GOAL: Repeat the listing word for word. No pictures belong in the copy.

Extracted records:
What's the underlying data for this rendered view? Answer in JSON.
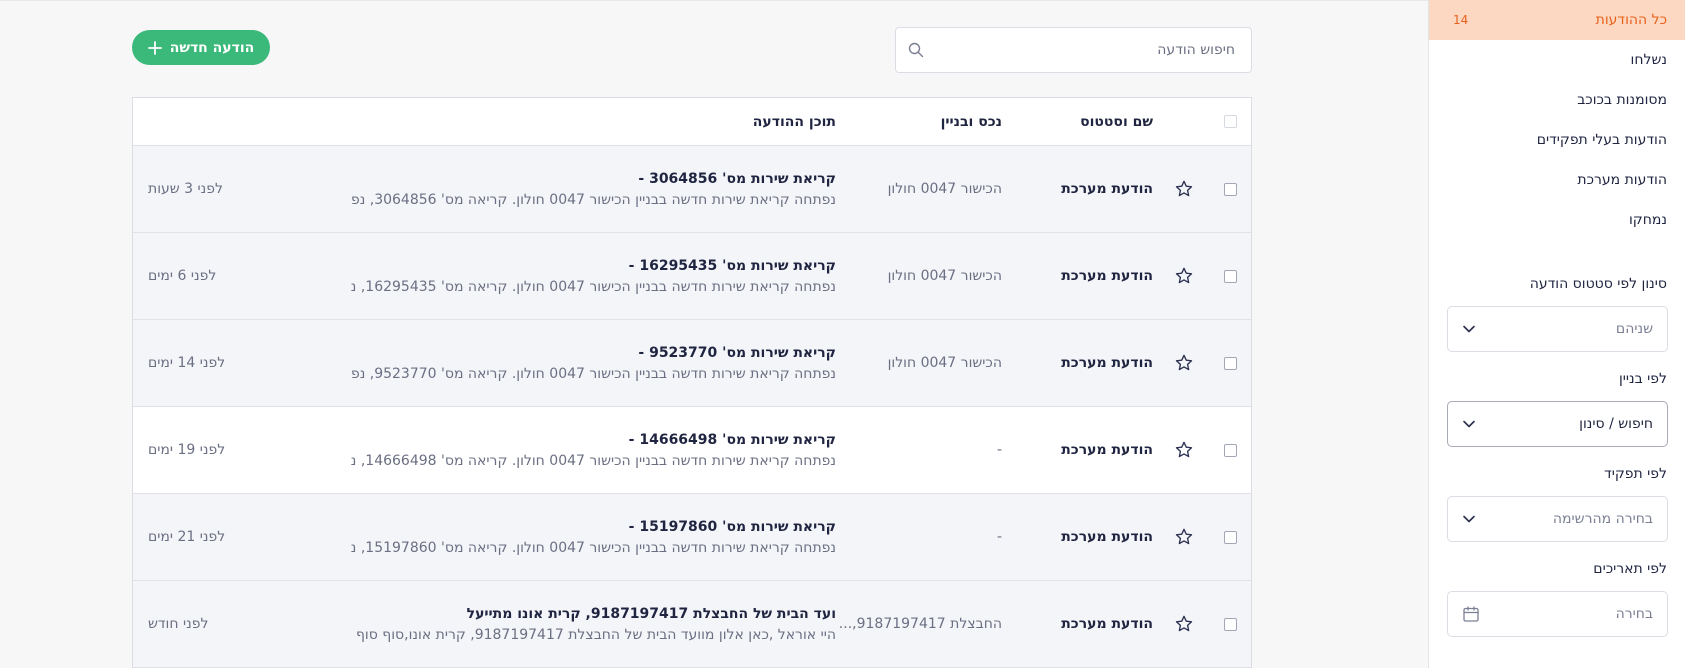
{
  "sidebar": {
    "nav": [
      {
        "label": "כל ההודעות",
        "count": "14",
        "active": true
      },
      {
        "label": "נשלחו"
      },
      {
        "label": "מסומנות בכוכב"
      },
      {
        "label": "הודעות בעלי תפקידים"
      },
      {
        "label": "הודעות מערכת"
      },
      {
        "label": "נמחקו"
      }
    ],
    "filters": {
      "status_label": "סינון לפי סטטוס הודעה",
      "status_value": "שניהם",
      "building_label": "לפי בניין",
      "building_value": "חיפוש / סינון",
      "role_label": "לפי תפקיד",
      "role_value": "בחירה מהרשימה",
      "dates_label": "לפי תאריכים",
      "dates_value": "בחירה"
    }
  },
  "toolbar": {
    "new_message_label": "הודעה חדשה",
    "search_placeholder": "חיפוש הודעה"
  },
  "table": {
    "headers": {
      "name_status": "שם וסטטוס",
      "property": "נכס ובניין",
      "content": "תוכן ההודעה"
    },
    "rows": [
      {
        "name": "הודעת מערכת",
        "property": "הכישור 0047 חולון",
        "subject": "קריאת שירות מס' 3064856 -",
        "body": "נפתחה קריאת שירות חדשה בבניין הכישור 0047 חולון. קריאה מס' 3064856, נפ",
        "time": "לפני 3 שעות"
      },
      {
        "name": "הודעת מערכת",
        "property": "הכישור 0047 חולון",
        "subject": "קריאת שירות מס' 16295435 -",
        "body": "נפתחה קריאת שירות חדשה בבניין הכישור 0047 חולון. קריאה מס' 16295435, נ",
        "time": "לפני 6 ימים"
      },
      {
        "name": "הודעת מערכת",
        "property": "הכישור 0047 חולון",
        "subject": "קריאת שירות מס' 9523770 -",
        "body": "נפתחה קריאת שירות חדשה בבניין הכישור 0047 חולון. קריאה מס' 9523770, נפ",
        "time": "לפני 14 ימים"
      },
      {
        "name": "הודעת מערכת",
        "property": "-",
        "subject": "קריאת שירות מס' 14666498 -",
        "body": "נפתחה קריאת שירות חדשה בבניין הכישור 0047 חולון. קריאה מס' 14666498, נ",
        "time": "לפני 19 ימים"
      },
      {
        "name": "הודעת מערכת",
        "property": "-",
        "subject": "קריאת שירות מס' 15197860 -",
        "body": "נפתחה קריאת שירות חדשה בבניין הכישור 0047 חולון. קריאה מס' 15197860, נ",
        "time": "לפני 21 ימים"
      },
      {
        "name": "הודעת מערכת",
        "property": "החבצלת 9187197417,...",
        "subject": "ועד הבית של החבצלת 9187197417, קרית אונו מתייעל",
        "body": "היי אוראל ,כאן אלון מוועד הבית של החבצלת 9187197417, קרית אונו,סוף סוף",
        "time": "לפני חודש"
      }
    ]
  },
  "colors": {
    "accent": "#e8611a",
    "active_bg": "#fcd8c2",
    "primary_button": "#3bb97a"
  }
}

ANSWER FOR THIS EXERCISE:
What's the underlying data for this rendered view? Answer in JSON.
{
  "sidebar": {
    "nav": [
      {
        "label": "כל ההודעות",
        "count": "14",
        "active": true
      },
      {
        "label": "נשלחו"
      },
      {
        "label": "מסומנות בכוכב"
      },
      {
        "label": "הודעות בעלי תפקידים"
      },
      {
        "label": "הודעות מערכת"
      },
      {
        "label": "נמחקו"
      }
    ],
    "filters": {
      "status_label": "סינון לפי סטטוס הודעה",
      "status_value": "שניהם",
      "building_label": "לפי בניין",
      "building_value": "חיפוש / סינון",
      "role_label": "לפי תפקיד",
      "role_value": "בחירה מהרשימה",
      "dates_label": "לפי תאריכים",
      "dates_value": "בחירה"
    }
  },
  "toolbar": {
    "new_message_label": "הודעה חדשה",
    "search_placeholder": "חיפוש הודעה"
  },
  "table": {
    "headers": {
      "name_status": "שם וסטטוס",
      "property": "נכס ובניין",
      "content": "תוכן ההודעה"
    },
    "rows": [
      {
        "name": "הודעת מערכת",
        "property": "הכישור 0047 חולון",
        "subject": "קריאת שירות מס' 3064856 -",
        "body": "נפתחה קריאת שירות חדשה בבניין הכישור 0047 חולון. קריאה מס' 3064856, נפ",
        "time": "לפני 3 שעות"
      },
      {
        "name": "הודעת מערכת",
        "property": "הכישור 0047 חולון",
        "subject": "קריאת שירות מס' 16295435 -",
        "body": "נפתחה קריאת שירות חדשה בבניין הכישור 0047 חולון. קריאה מס' 16295435, נ",
        "time": "לפני 6 ימים"
      },
      {
        "name": "הודעת מערכת",
        "property": "הכישור 0047 חולון",
        "subject": "קריאת שירות מס' 9523770 -",
        "body": "נפתחה קריאת שירות חדשה בבניין הכישור 0047 חולון. קריאה מס' 9523770, נפ",
        "time": "לפני 14 ימים"
      },
      {
        "name": "הודעת מערכת",
        "property": "-",
        "subject": "קריאת שירות מס' 14666498 -",
        "body": "נפתחה קריאת שירות חדשה בבניין הכישור 0047 חולון. קריאה מס' 14666498, נ",
        "time": "לפני 19 ימים"
      },
      {
        "name": "הודעת מערכת",
        "property": "-",
        "subject": "קריאת שירות מס' 15197860 -",
        "body": "נפתחה קריאת שירות חדשה בבניין הכישור 0047 חולון. קריאה מס' 15197860, נ",
        "time": "לפני 21 ימים"
      },
      {
        "name": "הודעת מערכת",
        "property": "החבצלת 9187197417,...",
        "subject": "ועד הבית של החבצלת 9187197417, קרית אונו מתייעל",
        "body": "היי אוראל ,כאן אלון מוועד הבית של החבצלת 9187197417, קרית אונו,סוף סוף",
        "time": "לפני חודש"
      }
    ]
  },
  "colors": {
    "accent": "#e8611a",
    "active_bg": "#fcd8c2",
    "primary_button": "#3bb97a"
  }
}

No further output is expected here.